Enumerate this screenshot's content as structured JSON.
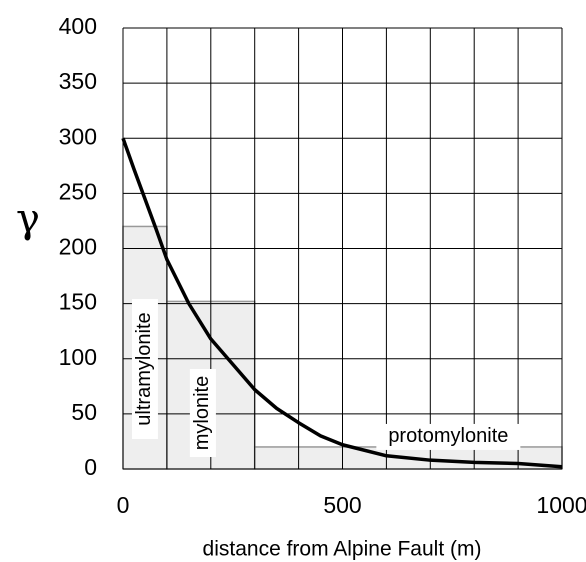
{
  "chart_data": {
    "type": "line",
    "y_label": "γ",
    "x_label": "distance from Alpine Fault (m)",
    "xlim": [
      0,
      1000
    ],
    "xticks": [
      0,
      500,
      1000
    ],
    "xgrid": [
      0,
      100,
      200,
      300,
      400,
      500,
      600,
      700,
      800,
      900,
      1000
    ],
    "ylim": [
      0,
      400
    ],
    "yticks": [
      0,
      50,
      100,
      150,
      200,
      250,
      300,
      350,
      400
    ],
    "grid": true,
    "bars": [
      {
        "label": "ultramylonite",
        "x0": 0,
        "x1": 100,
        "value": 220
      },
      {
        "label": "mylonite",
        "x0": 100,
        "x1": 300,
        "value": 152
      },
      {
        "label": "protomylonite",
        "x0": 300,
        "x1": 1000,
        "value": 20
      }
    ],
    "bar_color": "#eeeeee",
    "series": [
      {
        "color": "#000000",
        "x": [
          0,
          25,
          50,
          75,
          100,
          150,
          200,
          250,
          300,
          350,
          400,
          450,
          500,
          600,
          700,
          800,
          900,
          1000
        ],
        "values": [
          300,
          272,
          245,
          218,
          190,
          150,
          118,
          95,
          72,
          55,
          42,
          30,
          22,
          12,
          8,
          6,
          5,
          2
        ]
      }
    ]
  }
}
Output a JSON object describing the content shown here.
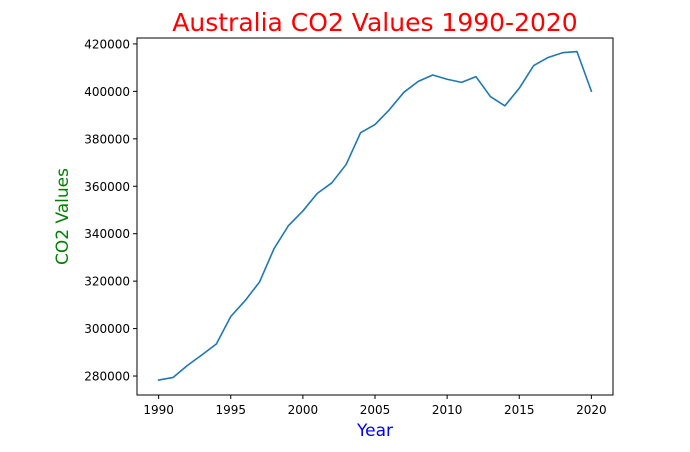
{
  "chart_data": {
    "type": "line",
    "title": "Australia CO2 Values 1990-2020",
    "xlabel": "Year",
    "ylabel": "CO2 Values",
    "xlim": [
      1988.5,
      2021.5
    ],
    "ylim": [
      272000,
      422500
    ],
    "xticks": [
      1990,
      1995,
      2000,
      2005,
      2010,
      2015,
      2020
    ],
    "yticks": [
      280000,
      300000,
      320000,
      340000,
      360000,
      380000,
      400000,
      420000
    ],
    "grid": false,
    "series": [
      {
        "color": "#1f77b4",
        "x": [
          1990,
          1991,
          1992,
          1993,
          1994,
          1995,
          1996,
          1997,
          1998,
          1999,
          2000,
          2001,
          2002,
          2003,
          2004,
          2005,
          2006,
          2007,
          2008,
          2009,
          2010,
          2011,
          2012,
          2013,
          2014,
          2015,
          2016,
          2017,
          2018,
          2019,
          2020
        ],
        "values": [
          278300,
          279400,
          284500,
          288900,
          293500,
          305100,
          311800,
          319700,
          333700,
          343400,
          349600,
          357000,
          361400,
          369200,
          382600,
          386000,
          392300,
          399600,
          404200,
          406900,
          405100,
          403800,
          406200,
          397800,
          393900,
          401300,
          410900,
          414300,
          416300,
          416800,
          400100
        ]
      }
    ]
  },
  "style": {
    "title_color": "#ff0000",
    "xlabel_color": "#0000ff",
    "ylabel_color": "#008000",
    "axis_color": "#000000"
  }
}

+++

**Direction:**
From the line containing "Output a JSON" down to the final line of the listing above, write out only those lines exactly as they are, minus the pictures.

**Problem solution:**
Output a JSON object describing the content shown here.
{
  "chart_data": {
    "type": "line",
    "title": "Australia CO2 Values 1990-2020",
    "xlabel": "Year",
    "ylabel": "CO2 Values",
    "xlim": [
      1988.5,
      2021.5
    ],
    "ylim": [
      272000,
      422500
    ],
    "xticks": [
      1990,
      1995,
      2000,
      2005,
      2010,
      2015,
      2020
    ],
    "yticks": [
      280000,
      300000,
      320000,
      340000,
      360000,
      380000,
      400000,
      420000
    ],
    "grid": false,
    "series": [
      {
        "color": "#1f77b4",
        "x": [
          1990,
          1991,
          1992,
          1993,
          1994,
          1995,
          1996,
          1997,
          1998,
          1999,
          2000,
          2001,
          2002,
          2003,
          2004,
          2005,
          2006,
          2007,
          2008,
          2009,
          2010,
          2011,
          2012,
          2013,
          2014,
          2015,
          2016,
          2017,
          2018,
          2019,
          2020
        ],
        "values": [
          278300,
          279400,
          284500,
          288900,
          293500,
          305100,
          311800,
          319700,
          333700,
          343400,
          349600,
          357000,
          361400,
          369200,
          382600,
          386000,
          392300,
          399600,
          404200,
          406900,
          405100,
          403800,
          406200,
          397800,
          393900,
          401300,
          410900,
          414300,
          416300,
          416800,
          400100
        ]
      }
    ]
  },
  "style": {
    "title_color": "#ff0000",
    "xlabel_color": "#0000ff",
    "ylabel_color": "#008000",
    "axis_color": "#000000"
  }
}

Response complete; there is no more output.